• ÉNONCÉ RÉDIGÉ 1:
Recopiez, dans le texte cité, tout ce qui va de « Sur le plan » jusqu'à « donné naissance. ».
• ÉNONCÉ RÉDIGÉ 2:
Traduisez en anglais cette phrase du texte cité : « Sur le plan expérimental, une des grandes difficultés est le tri et l'identification des noyaux exotiques formés lors des collisions. »

Figure 5 : Obtention de noyaux légers par fission spontanée de noyaux lourds
Les choix des matériaux de la cible et des particules du faisceau, ainsi
que de l’énergie avec laquelle celles-ci arrivent sur la cible, orientent les réactions. Dans le cas de la
fusion/évaporation et de la fission, les théories permetten,t de prévoir quels
les éléments sont susceptibles de se former lors de ces réactions.
Sur le plan expérimental, une des grandes difficultés est
le tri et l’identification des noyaux exotiques formés lors des collisions.
D’un part, les noyaux exotiques recherchés sont toujours ultra minoritaires
parmi la multitude de noyaux de toute
sorte qui se forment quasi
simultanément lors de l’interaction du
faisceau et de la cible. Il fait donc les trier, en guidant sur des zones
différentes des appareillages les noyaux de masse et de charge différentes, à
l’aide de champs électromagnétiques. On utilise aussi pour les identifier les
seuls témoins de leur brève existence que sont les produits de leur
désintégration ou les autres fragments formés lors des collisions qui leur ont
donné naissance.
D’autre part, la durée de vie des noyaux qui intéressent
les physiciens est courte : il faut donc aller très vite pour les trier,
les identifier et mesurer les propriétés désirées.

• LIGNES FOURNIES:

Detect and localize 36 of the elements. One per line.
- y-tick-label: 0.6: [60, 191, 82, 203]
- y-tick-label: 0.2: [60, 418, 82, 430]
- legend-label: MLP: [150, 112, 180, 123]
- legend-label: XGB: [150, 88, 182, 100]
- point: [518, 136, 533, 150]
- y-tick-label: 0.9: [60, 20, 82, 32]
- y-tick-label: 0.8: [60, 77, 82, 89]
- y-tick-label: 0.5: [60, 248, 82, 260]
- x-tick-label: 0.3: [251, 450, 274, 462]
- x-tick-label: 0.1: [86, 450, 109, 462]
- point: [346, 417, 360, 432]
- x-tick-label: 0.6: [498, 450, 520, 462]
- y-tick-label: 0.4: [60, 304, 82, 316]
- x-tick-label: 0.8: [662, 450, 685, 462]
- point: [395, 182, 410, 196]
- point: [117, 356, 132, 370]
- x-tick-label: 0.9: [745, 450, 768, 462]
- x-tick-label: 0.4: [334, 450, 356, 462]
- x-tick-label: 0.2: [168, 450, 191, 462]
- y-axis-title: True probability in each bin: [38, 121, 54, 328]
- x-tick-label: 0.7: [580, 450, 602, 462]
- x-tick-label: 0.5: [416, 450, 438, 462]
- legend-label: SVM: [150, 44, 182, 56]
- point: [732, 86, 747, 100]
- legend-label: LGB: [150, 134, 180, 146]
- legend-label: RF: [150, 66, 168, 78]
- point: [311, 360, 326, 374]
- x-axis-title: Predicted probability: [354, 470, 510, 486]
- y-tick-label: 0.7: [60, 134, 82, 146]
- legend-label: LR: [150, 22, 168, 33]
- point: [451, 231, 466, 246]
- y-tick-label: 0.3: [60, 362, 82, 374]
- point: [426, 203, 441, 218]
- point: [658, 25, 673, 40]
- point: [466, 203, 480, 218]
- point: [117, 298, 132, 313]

* * *

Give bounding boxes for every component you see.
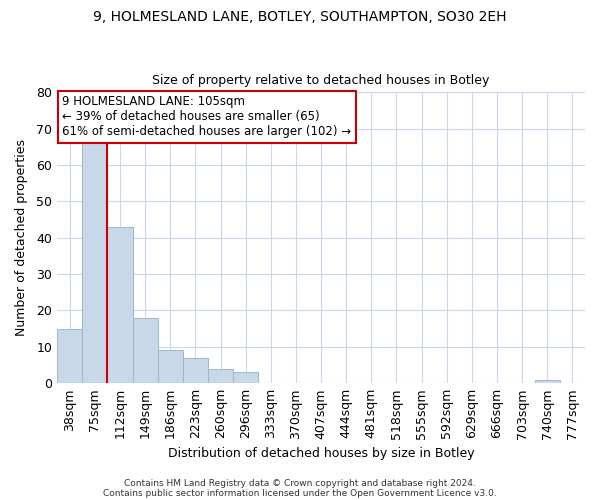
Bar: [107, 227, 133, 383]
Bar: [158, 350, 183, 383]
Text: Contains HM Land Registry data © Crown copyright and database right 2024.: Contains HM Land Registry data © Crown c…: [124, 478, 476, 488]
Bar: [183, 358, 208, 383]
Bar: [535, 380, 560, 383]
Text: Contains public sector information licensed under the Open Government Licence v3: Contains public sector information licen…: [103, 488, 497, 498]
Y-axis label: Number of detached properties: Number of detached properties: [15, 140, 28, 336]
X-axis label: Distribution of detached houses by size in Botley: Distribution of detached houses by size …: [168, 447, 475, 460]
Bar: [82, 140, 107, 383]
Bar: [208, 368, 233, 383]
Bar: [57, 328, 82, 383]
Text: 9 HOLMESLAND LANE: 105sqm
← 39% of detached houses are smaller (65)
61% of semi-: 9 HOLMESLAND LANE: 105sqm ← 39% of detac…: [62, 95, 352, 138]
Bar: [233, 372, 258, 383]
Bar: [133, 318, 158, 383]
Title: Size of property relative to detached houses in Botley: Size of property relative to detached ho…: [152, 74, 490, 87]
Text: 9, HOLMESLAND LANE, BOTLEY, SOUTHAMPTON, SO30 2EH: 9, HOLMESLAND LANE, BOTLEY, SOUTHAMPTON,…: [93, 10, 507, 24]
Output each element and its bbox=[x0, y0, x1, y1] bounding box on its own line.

• RÉPONSE ATTENDUE 1:
Sur le plan expérimental, une des grandes difficultés est
le tri et l’identification des noyaux exotiques formés lors des collisions.
D’un part, les noyaux exotiques recherchés sont toujours ultra minoritaires
parmi la multitude de noyaux de toute
sorte qui se forment quasi
simultanément lors de l’interaction du
faisceau et de la cible. Il fait donc les trier, en guidant sur des zones
différentes des appareillages les noyaux de masse et de charge différentes, à
l’aide de champs électromagnétiques. On utilise aussi pour les identifier les
seuls témoins de leur brève existence que sont les produits de leur
désintégration ou les autres fragments formés lors des collisions qui leur ont
donné naissance.

• RÉPONSE ATTENDUE 2:
On the experimental side, one of the major difficulties is sorting and identifying the exotic nuclei formed during collisions.